What this task involves →
Return all entries word for word, but drop any images.

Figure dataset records

=-=-=

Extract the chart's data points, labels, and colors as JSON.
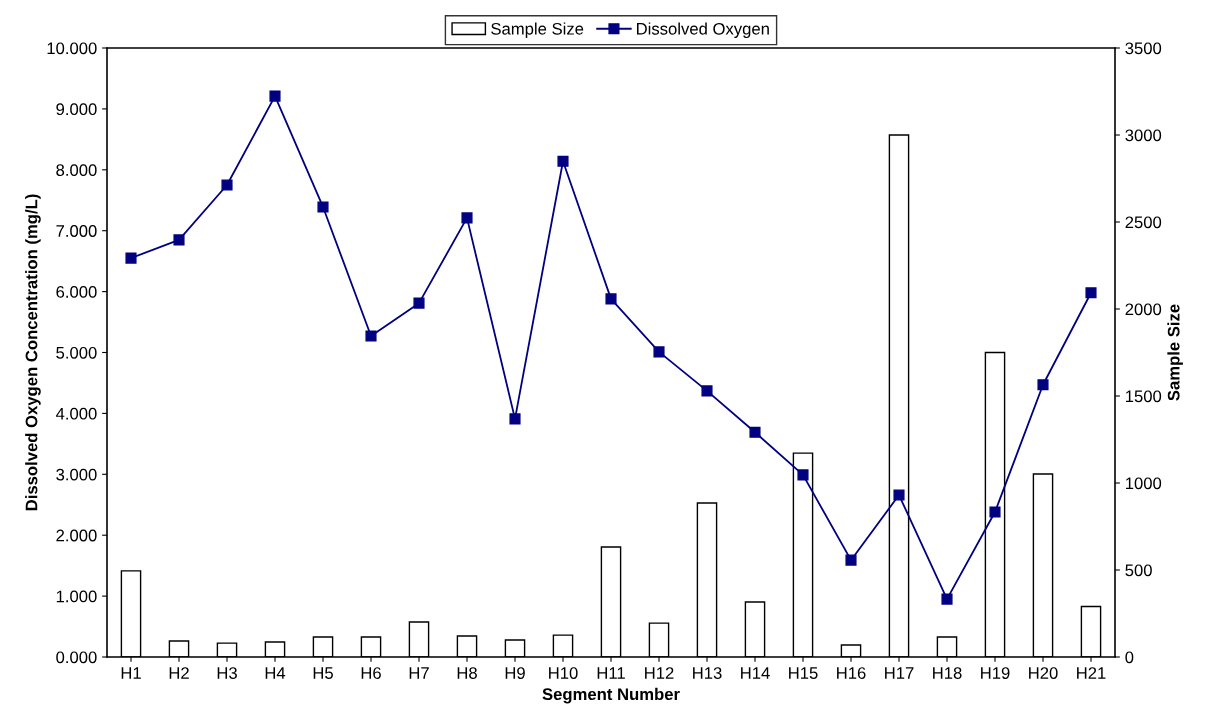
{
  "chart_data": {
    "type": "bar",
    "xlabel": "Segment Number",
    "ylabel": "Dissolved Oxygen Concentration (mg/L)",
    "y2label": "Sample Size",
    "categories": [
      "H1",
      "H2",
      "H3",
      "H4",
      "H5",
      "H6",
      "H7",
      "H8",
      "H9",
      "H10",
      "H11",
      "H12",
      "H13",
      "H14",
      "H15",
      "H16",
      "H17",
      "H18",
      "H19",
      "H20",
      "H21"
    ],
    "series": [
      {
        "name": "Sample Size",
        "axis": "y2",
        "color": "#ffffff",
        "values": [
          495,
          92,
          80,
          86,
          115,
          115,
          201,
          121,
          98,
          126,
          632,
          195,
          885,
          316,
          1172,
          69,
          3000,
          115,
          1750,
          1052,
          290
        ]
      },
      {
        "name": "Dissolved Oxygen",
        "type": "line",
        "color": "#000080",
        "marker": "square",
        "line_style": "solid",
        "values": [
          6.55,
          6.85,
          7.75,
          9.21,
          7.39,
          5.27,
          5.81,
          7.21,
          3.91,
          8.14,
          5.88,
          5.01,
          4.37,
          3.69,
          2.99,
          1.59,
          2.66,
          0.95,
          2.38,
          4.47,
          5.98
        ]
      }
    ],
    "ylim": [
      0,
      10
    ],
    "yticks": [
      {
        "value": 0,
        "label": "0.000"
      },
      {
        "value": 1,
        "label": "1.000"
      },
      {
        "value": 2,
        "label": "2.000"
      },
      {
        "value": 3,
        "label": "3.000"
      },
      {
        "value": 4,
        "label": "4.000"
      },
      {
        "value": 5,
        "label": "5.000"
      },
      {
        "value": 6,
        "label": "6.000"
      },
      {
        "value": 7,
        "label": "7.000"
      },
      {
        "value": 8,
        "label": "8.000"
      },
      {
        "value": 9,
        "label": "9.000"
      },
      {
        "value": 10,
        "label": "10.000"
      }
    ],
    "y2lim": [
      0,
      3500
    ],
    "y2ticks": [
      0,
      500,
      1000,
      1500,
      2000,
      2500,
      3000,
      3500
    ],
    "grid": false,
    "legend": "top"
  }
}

=-=-=

Worked answer →
Extract the chart's data points, labels, and colors as JSON.
{
  "chart_data": {
    "type": "bar",
    "xlabel": "Segment Number",
    "ylabel": "Dissolved Oxygen Concentration (mg/L)",
    "y2label": "Sample Size",
    "categories": [
      "H1",
      "H2",
      "H3",
      "H4",
      "H5",
      "H6",
      "H7",
      "H8",
      "H9",
      "H10",
      "H11",
      "H12",
      "H13",
      "H14",
      "H15",
      "H16",
      "H17",
      "H18",
      "H19",
      "H20",
      "H21"
    ],
    "series": [
      {
        "name": "Sample Size",
        "axis": "y2",
        "color": "#ffffff",
        "values": [
          495,
          92,
          80,
          86,
          115,
          115,
          201,
          121,
          98,
          126,
          632,
          195,
          885,
          316,
          1172,
          69,
          3000,
          115,
          1750,
          1052,
          290
        ]
      },
      {
        "name": "Dissolved Oxygen",
        "type": "line",
        "color": "#000080",
        "marker": "square",
        "line_style": "solid",
        "values": [
          6.55,
          6.85,
          7.75,
          9.21,
          7.39,
          5.27,
          5.81,
          7.21,
          3.91,
          8.14,
          5.88,
          5.01,
          4.37,
          3.69,
          2.99,
          1.59,
          2.66,
          0.95,
          2.38,
          4.47,
          5.98
        ]
      }
    ],
    "ylim": [
      0,
      10
    ],
    "yticks": [
      {
        "value": 0,
        "label": "0.000"
      },
      {
        "value": 1,
        "label": "1.000"
      },
      {
        "value": 2,
        "label": "2.000"
      },
      {
        "value": 3,
        "label": "3.000"
      },
      {
        "value": 4,
        "label": "4.000"
      },
      {
        "value": 5,
        "label": "5.000"
      },
      {
        "value": 6,
        "label": "6.000"
      },
      {
        "value": 7,
        "label": "7.000"
      },
      {
        "value": 8,
        "label": "8.000"
      },
      {
        "value": 9,
        "label": "9.000"
      },
      {
        "value": 10,
        "label": "10.000"
      }
    ],
    "y2lim": [
      0,
      3500
    ],
    "y2ticks": [
      0,
      500,
      1000,
      1500,
      2000,
      2500,
      3000,
      3500
    ],
    "grid": false,
    "legend": "top"
  }
}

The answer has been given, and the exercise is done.